» Required work
For each line in the data below that holds "потери", return a copy.

Saved entries:
#####

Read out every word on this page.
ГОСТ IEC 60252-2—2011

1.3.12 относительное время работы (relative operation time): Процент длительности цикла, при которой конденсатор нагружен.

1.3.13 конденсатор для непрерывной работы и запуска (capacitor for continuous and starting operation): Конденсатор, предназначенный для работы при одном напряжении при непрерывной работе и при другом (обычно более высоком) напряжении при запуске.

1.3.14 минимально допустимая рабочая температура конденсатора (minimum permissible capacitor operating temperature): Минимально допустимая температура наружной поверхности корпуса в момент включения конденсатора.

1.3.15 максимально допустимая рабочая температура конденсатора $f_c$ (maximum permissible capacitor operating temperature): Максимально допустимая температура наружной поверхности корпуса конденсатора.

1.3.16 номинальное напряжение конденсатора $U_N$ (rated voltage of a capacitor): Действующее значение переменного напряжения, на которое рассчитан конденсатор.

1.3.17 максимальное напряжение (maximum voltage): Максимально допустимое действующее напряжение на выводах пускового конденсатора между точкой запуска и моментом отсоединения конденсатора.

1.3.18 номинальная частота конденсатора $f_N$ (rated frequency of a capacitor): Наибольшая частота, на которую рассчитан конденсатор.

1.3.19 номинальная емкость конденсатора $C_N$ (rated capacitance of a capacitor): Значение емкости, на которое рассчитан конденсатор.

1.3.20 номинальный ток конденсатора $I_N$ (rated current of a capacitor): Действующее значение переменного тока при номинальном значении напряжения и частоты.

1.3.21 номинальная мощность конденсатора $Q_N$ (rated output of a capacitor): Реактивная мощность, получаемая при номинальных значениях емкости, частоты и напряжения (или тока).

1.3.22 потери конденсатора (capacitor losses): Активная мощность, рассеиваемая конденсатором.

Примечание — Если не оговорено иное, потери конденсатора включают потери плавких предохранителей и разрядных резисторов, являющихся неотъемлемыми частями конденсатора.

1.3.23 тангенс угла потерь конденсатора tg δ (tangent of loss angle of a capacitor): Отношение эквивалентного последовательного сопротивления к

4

#####

» Problem solution
1.3.22 потери конденсатора (capacitor losses): Активная мощность, рассеиваемая конденсатором.
Примечание — Если не оговорено иное, потери конденсатора включают потери плавких предохранителей и разрядных резисторов, являющихся неотъемлемыми частями конденсатора.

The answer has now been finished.